── Material supplied
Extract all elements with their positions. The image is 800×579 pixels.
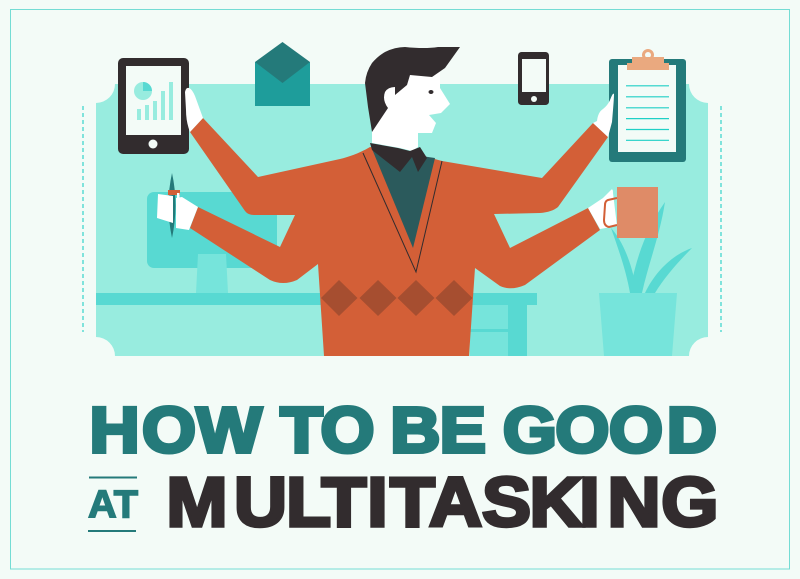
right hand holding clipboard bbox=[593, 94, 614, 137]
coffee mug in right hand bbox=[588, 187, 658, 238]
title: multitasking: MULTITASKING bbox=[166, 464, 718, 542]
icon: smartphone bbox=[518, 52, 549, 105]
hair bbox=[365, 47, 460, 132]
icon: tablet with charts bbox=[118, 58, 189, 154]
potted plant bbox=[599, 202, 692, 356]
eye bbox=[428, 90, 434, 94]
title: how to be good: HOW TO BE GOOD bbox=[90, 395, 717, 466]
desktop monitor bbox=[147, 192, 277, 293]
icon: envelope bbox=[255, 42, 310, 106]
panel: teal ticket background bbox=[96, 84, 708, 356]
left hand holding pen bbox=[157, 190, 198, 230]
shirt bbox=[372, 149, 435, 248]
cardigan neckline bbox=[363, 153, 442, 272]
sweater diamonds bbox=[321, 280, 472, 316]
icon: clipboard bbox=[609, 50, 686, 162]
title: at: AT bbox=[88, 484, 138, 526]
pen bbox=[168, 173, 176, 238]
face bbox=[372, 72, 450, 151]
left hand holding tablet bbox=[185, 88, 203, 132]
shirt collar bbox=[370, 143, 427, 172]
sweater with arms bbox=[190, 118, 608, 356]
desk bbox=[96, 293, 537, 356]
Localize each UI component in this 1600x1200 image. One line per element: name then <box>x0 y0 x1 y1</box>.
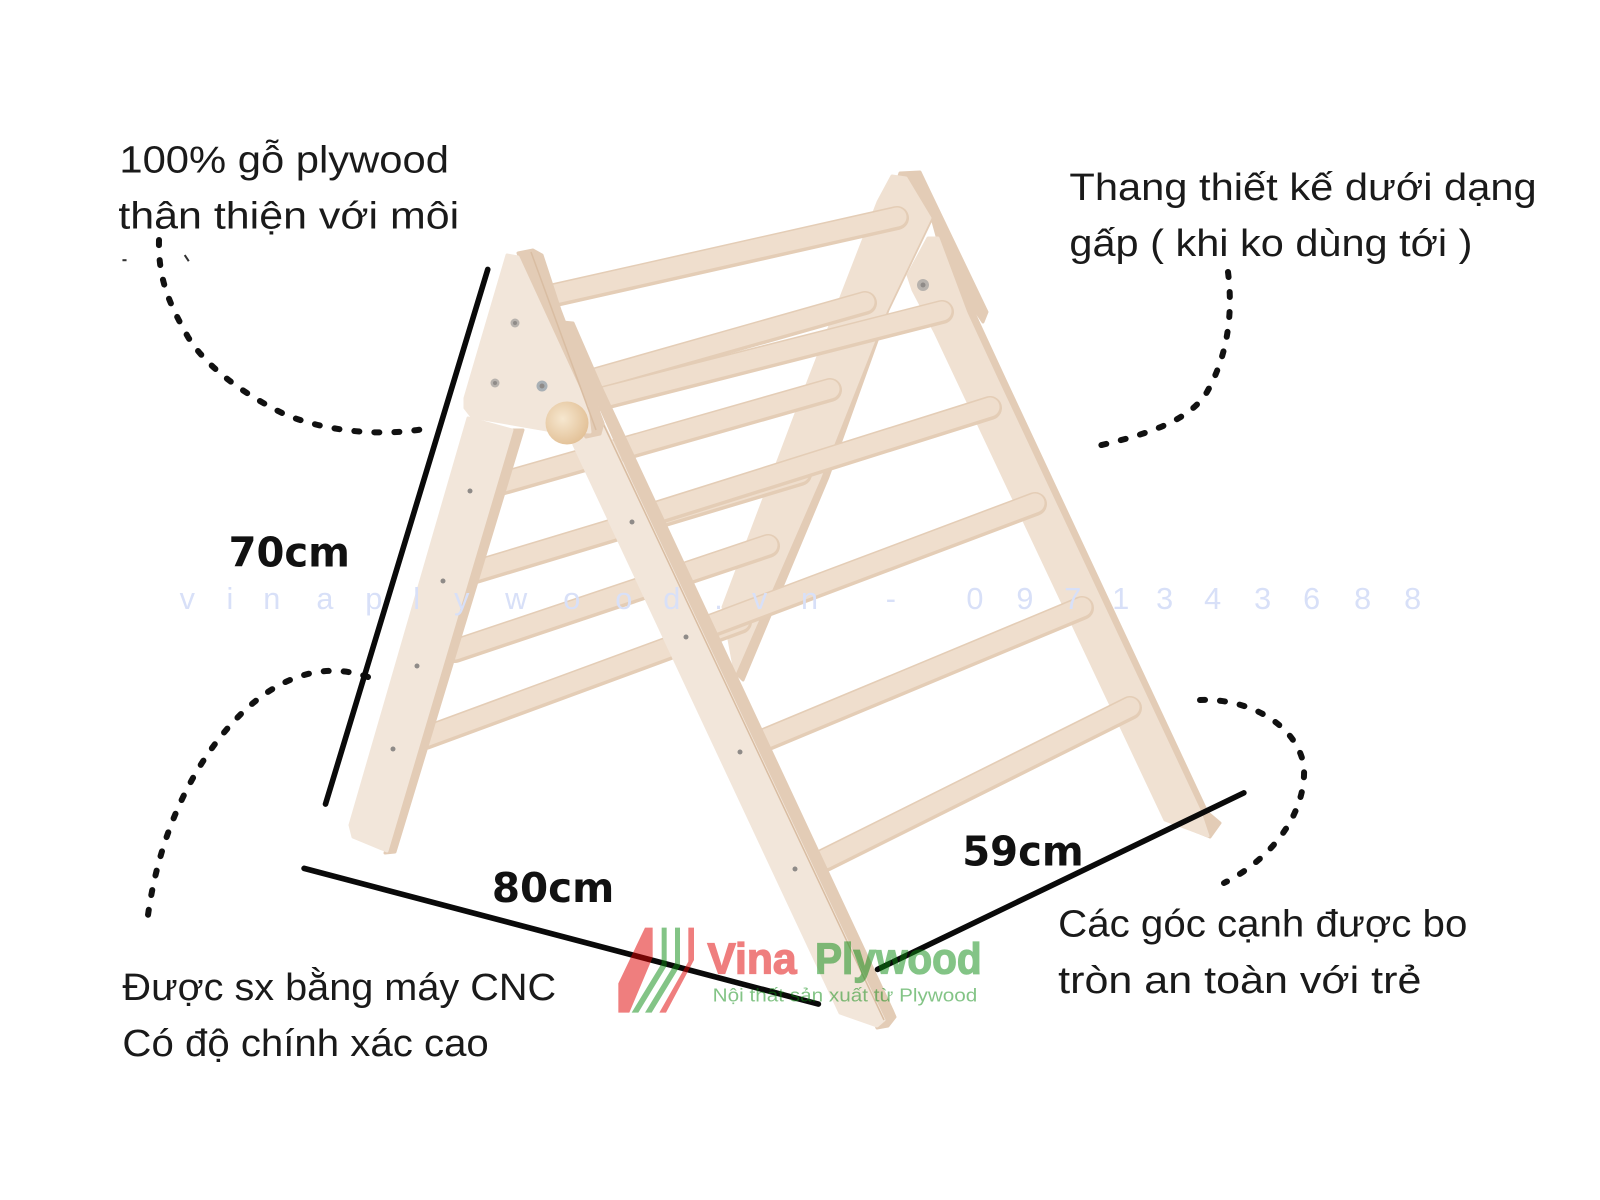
────
» **Problem requirements**:
Please print the records from the very start through the line holding "eye bbox=[428, 90, 434, 94]", including that line, without the pictures.

» **Answer for this exercise**:
Extract all elements with their positions. The image is 800×579 pixels.
right hand holding clipboard bbox=[593, 94, 614, 137]
coffee mug in right hand bbox=[588, 187, 658, 238]
title: multitasking: MULTITASKING bbox=[166, 464, 718, 542]
icon: smartphone bbox=[518, 52, 549, 105]
hair bbox=[365, 47, 460, 132]
icon: tablet with charts bbox=[118, 58, 189, 154]
potted plant bbox=[599, 202, 692, 356]
eye bbox=[428, 90, 434, 94]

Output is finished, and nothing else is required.